This wraps up my look at one of my favorite films...I hope that those reading the posts have enjoyed them and will take them all together as my review of the film, and not just the above rather short ended posting. It is a really splendid work that has haunted my dreams for more than two decades now. With LET'S SCARE JESSICA TO DEATH and LEMORA now on DVD, FULL CIRCLE remains to me the great lost English language genre films from the seventies...seek it out and submit to its power.

Thursday, September 27, 2007

Critical Reactions #9 (The Moon In The Gutter)

I am still working on my main review of the film but I wanted to go ahead with my postings on THE MOON IN THE GUTTER, so I am starting with the critical reactions post.
The critics ranged from being not kind to downright nasty on Jean-Jacques Beineix's innovative and brave follow up to his successful DIVA. While a few seemed to accept the film on its own terms, something that is essential to do with this work, most fought it with everything they had. It seemed 1983 wasn't a good time for an ambiguous European art puzzle...one wonders what the reception would have been like ten years before or ten years later?

"Delirious...Too bad it isn't a homage to anything but Beineix's monumental self indulgence...a headlong plunge into sheer ludicrousness...unrestrained, and often near incoherent...silly and tedious...a gorgeous bore. Beineix wastes alot, an unusually warm and assured Kinski...lots of enticing seedy settings, part of an entire Surrealist world designed imaginatively by McConnico and sumptouusly photographed by Philippe Rousselot."
-Kevin Thomas, Los Angeles Times-

"THE MOON IN THE GUTTER sits up and begs for the brays of derision which greeted it an Cannes...with all its faults, THE MOON IN THE GUTTER shows a filmmaker straining every nerve to make a film."
-Tom Milne, Monthly Film Bulletin-

"Portentously and preposterously absurd...Beneix's studio marooned THE MOON IN THE GUTTER is bad enough to be almost relish able...Depardieu and Kinski are encouraged to move and react with the verge of somnambulists."
-John Coleman, New Statesman-

"unmitigated disaster...static and boring...Kinski seems to have forgotten everything she has learned about acting..."
-David Denby, New York-

"you will never come up with anything more idiotic than THE MOON IN THE GUTTER...load of rubbish...as the characters go mad, the audience does too...so contrive and obscure it seems to have been made by a man who was hallucinating...Kinski is hopelessly dazed and out of place, but isn't she always...the girl is a cabbage head...THE MOON IN THE GUTTER was unveiled this year in Cannes, where it was greeted with screams of rage, boos and audience insults."
________
§ PROBLEM A: In the listing, replace "chevron-down-icon" with "caret-down-icon" in the part that opens with the line containing "device-select[interactable]: 请选择手机设备 —" and closes with the line containing "info-table-body — [22, 235, 235, 635]". Return those lines with nothing else changed.
The listing that comes next is unrelated to the film commentary above.
________
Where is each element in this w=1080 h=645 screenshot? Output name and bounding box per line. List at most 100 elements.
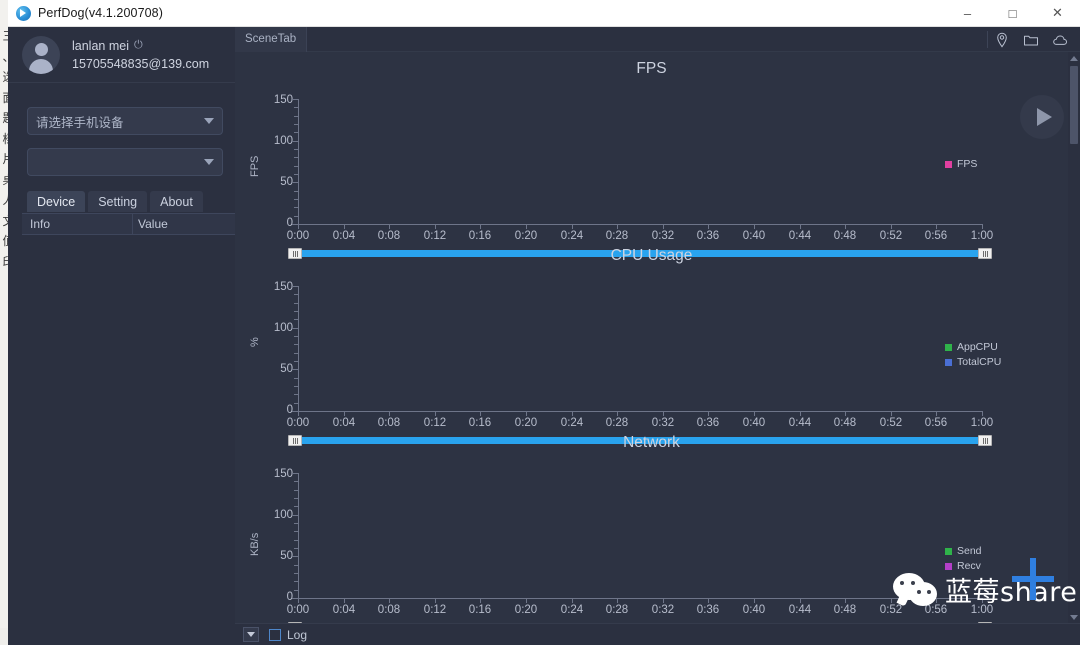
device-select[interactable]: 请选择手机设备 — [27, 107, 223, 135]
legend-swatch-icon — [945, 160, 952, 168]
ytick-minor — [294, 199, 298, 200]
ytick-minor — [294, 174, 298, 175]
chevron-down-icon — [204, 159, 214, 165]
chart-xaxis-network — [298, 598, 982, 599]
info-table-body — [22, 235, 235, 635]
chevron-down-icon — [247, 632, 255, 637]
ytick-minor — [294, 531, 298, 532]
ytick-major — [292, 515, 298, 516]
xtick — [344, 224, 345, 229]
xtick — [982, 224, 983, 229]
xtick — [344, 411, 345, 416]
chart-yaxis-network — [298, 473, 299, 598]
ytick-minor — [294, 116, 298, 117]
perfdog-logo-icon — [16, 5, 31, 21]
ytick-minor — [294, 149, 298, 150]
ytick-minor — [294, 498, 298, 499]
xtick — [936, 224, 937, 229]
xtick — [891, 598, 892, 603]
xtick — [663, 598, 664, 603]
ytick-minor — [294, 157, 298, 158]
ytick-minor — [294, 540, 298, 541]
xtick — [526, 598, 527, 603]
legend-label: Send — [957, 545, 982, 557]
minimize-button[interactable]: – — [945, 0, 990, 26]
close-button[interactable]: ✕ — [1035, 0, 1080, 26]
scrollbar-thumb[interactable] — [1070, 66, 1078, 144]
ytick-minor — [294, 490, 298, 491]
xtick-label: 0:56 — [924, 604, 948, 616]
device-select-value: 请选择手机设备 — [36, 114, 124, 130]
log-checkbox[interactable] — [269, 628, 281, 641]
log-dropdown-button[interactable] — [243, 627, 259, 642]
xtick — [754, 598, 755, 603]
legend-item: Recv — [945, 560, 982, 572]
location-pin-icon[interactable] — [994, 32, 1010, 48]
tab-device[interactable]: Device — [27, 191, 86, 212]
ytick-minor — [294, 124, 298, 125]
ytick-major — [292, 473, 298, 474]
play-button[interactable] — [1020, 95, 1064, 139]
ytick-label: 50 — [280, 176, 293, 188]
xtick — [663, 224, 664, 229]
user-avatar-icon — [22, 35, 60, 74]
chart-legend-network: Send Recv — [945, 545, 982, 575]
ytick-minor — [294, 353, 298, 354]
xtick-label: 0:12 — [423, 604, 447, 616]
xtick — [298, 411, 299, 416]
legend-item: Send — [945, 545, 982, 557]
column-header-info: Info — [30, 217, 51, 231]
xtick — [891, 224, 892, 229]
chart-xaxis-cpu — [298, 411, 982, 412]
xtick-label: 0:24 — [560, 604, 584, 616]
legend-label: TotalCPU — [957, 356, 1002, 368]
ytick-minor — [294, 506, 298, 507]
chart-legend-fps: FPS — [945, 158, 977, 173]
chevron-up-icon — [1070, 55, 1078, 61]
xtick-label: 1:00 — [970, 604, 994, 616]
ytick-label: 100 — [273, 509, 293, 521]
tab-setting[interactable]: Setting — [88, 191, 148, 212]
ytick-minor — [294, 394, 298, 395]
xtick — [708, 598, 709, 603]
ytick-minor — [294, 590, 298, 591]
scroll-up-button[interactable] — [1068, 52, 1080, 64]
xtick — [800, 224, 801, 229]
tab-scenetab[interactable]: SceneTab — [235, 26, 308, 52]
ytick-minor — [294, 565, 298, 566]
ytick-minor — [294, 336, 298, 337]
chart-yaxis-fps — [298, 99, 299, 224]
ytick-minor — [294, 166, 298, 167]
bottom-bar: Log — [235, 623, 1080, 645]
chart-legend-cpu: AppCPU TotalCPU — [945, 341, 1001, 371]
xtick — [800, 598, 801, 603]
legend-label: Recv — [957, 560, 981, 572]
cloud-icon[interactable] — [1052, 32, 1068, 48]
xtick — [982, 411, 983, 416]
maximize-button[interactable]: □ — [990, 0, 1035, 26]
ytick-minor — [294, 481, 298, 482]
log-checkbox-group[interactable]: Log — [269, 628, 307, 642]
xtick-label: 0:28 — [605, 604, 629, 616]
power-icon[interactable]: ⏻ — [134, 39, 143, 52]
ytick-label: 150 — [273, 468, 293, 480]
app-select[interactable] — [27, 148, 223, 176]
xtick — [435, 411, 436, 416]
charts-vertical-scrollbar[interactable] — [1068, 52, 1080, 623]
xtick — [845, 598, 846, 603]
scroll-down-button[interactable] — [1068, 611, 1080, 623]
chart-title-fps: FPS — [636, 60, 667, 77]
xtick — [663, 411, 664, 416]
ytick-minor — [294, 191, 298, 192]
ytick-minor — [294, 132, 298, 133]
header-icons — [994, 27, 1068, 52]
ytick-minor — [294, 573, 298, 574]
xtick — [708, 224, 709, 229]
________
§ PROBLEM B: Condense the paragraph of the page text that begins "The critics ranged from being not kind" into a shorter version that keeps its main facts.

§ REPLY A:
device-select[interactable]: 请选择手机设备 — [27, 107, 223, 135]
legend-swatch-icon — [945, 160, 952, 168]
ytick-minor — [294, 199, 298, 200]
ytick-minor — [294, 174, 298, 175]
caret-down-icon — [204, 159, 214, 165]
chart-xaxis-network — [298, 598, 982, 599]
info-table-body — [22, 235, 235, 635]

§ REPLY B: Critics were unkind to downright nasty about Jean-Jacques Beineix's innovative and brave follow-up to his successful DIVA. A few accepted the film on its own terms, which this work requires, but most fought it hard. 1983 seemed a bad time for an ambiguous European art puzzle, which raises the question of how it would have been received ten years earlier or later.